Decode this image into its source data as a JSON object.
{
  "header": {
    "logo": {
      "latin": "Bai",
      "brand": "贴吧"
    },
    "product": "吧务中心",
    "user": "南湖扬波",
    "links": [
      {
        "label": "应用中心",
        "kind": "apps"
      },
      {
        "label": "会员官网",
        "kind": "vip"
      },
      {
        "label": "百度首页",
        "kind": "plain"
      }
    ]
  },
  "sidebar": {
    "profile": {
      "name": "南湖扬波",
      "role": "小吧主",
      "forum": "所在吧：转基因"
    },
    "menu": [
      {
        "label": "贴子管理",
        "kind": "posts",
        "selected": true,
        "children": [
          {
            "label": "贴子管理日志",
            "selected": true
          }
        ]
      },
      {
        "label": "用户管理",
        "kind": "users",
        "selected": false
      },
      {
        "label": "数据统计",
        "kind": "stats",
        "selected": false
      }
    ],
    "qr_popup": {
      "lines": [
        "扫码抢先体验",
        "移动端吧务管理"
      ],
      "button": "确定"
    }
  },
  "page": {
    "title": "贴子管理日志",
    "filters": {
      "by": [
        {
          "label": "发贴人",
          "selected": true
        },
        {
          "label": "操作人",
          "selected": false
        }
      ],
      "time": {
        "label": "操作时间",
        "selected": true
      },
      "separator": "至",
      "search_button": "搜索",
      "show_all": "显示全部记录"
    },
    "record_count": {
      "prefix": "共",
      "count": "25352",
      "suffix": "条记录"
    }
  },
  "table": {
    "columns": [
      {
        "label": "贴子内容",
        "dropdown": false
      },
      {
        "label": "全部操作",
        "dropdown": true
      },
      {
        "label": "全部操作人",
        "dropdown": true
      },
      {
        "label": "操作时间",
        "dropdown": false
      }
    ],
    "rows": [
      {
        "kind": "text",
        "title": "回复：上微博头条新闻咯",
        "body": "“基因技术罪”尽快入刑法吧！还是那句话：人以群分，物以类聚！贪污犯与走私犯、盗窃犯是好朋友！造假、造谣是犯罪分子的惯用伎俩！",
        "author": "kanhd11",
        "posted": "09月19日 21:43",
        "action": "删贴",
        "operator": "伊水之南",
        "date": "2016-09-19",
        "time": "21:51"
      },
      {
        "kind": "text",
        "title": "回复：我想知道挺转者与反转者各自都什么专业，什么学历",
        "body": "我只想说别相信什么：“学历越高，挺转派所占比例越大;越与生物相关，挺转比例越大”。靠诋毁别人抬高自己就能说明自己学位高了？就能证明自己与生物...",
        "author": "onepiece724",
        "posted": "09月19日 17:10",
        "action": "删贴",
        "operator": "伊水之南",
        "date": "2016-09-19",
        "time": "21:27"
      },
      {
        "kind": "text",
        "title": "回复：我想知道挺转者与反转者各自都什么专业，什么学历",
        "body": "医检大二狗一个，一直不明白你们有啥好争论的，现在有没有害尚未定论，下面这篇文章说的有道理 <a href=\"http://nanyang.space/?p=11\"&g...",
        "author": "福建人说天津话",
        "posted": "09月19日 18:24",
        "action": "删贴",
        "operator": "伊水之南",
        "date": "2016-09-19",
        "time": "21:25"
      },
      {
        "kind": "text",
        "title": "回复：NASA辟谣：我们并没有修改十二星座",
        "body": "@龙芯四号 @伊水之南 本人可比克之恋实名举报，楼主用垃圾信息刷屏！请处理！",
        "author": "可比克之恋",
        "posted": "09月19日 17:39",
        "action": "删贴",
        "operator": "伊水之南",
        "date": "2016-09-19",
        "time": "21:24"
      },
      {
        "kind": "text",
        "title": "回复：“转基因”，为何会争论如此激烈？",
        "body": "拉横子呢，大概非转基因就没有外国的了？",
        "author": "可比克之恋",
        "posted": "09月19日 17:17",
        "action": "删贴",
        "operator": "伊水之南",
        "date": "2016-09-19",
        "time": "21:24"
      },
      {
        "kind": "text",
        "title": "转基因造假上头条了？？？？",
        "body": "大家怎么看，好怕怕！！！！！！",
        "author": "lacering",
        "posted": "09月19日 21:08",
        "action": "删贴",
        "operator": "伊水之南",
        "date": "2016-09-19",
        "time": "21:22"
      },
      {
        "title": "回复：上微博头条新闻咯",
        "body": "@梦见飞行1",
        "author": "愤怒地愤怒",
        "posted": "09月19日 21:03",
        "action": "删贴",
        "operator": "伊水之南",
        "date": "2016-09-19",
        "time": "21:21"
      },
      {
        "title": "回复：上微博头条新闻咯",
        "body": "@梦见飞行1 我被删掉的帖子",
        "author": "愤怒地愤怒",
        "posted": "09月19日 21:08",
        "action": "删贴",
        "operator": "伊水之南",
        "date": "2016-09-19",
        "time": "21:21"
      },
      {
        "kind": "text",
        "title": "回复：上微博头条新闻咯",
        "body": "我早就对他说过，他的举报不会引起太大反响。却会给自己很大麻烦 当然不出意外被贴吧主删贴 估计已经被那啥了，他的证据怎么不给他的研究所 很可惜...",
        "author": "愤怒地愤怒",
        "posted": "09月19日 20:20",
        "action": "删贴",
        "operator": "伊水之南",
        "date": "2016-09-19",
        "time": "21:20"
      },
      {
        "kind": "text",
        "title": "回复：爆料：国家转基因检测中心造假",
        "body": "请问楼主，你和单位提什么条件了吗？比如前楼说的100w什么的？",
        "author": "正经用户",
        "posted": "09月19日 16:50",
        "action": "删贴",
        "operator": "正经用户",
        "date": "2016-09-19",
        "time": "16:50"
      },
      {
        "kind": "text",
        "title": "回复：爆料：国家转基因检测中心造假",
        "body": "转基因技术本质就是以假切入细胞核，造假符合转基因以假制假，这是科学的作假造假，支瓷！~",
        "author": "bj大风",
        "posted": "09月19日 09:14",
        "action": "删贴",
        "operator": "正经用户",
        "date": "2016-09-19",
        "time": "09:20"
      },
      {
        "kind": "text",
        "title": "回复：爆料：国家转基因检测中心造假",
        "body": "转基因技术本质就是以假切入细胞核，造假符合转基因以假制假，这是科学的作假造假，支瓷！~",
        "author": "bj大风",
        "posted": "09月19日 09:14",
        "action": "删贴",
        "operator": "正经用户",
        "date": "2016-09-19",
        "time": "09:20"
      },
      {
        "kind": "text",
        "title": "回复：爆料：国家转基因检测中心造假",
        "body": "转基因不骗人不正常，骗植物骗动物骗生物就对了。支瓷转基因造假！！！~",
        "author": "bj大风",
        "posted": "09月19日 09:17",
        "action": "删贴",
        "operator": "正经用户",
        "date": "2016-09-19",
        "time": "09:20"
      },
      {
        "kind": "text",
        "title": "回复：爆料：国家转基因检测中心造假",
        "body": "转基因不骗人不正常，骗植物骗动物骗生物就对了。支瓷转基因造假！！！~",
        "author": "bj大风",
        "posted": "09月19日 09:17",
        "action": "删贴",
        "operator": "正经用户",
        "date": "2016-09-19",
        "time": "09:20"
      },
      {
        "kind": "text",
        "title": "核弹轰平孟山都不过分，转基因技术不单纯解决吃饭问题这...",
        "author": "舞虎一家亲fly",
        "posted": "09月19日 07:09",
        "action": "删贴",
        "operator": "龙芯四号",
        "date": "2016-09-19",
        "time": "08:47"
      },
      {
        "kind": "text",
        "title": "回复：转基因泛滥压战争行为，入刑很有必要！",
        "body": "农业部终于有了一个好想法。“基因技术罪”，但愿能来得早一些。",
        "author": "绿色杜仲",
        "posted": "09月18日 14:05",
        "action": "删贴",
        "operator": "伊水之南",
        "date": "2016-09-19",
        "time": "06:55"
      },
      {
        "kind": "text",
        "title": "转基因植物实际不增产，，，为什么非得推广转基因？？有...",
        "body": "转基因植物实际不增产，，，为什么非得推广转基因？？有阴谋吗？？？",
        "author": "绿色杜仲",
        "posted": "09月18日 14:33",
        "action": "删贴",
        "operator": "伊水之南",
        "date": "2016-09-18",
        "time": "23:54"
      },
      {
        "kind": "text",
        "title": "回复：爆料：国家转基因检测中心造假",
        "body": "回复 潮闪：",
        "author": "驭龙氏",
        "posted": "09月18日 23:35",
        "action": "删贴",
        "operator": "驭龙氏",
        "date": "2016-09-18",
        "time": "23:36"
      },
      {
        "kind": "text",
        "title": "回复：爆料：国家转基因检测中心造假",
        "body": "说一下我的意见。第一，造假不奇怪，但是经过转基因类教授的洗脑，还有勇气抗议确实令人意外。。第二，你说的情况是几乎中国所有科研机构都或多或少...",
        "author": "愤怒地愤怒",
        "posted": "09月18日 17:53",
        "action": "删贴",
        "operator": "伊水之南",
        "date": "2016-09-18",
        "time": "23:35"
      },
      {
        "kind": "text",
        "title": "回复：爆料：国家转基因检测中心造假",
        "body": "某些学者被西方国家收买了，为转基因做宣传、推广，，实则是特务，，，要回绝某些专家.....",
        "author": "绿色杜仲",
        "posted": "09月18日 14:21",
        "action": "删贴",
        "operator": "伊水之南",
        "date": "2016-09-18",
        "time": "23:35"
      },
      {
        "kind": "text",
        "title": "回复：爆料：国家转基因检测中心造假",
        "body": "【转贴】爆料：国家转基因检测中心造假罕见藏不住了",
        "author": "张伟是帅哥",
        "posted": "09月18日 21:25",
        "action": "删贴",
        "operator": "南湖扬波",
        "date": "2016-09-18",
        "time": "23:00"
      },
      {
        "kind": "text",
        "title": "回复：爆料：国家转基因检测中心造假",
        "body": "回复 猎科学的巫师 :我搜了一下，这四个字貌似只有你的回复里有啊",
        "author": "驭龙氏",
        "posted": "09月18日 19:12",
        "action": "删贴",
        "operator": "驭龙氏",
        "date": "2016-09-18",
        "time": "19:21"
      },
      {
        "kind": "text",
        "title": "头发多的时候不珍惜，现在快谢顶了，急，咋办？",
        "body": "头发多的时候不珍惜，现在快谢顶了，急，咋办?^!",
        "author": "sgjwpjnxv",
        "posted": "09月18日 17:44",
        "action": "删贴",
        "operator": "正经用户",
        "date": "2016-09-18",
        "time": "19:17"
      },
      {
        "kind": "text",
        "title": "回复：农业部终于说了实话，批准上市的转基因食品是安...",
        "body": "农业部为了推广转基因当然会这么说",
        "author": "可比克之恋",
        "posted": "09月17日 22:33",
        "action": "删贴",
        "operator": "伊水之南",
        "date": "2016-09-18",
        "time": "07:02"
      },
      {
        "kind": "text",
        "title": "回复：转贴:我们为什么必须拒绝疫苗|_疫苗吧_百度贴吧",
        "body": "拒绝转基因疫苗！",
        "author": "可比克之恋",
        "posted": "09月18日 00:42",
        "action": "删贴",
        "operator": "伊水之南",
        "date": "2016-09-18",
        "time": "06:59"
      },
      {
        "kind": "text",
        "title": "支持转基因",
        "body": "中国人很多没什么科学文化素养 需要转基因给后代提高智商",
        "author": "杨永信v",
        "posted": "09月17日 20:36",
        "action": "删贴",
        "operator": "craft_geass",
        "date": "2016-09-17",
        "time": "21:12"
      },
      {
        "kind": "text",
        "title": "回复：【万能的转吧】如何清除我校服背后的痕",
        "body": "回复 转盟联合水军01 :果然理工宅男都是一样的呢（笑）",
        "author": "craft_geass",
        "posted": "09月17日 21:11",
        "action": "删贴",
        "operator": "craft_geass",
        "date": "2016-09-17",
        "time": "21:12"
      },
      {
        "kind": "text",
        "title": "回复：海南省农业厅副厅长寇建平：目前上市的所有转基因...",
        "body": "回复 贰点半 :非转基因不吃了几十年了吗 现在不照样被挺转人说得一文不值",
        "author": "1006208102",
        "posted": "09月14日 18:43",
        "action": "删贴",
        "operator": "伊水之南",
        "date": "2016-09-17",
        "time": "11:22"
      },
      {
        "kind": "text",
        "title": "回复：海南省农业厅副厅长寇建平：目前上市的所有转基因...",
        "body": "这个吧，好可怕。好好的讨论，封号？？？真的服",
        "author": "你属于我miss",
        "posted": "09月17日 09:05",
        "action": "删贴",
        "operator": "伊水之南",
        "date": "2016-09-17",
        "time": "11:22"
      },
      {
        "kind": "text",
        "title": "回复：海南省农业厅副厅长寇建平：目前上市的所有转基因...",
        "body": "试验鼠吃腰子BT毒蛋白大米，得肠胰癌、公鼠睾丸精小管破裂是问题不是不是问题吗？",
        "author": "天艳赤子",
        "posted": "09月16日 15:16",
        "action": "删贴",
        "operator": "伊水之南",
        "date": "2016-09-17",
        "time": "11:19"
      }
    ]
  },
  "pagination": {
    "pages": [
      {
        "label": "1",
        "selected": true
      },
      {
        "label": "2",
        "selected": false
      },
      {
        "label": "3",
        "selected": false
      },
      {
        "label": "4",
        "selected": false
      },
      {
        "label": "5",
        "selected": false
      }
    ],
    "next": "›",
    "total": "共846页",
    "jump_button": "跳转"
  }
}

_ _ _

* _REQUIRED WORK_
Select every line of the material above holding the word "龙芯四号" and copy it.

* _TASK OUTPUT_
        "body": "@龙芯四号 @伊水之南 本人可比克之恋实名举报，楼主用垃圾信息刷屏！请处理！",
        "operator": "龙芯四号",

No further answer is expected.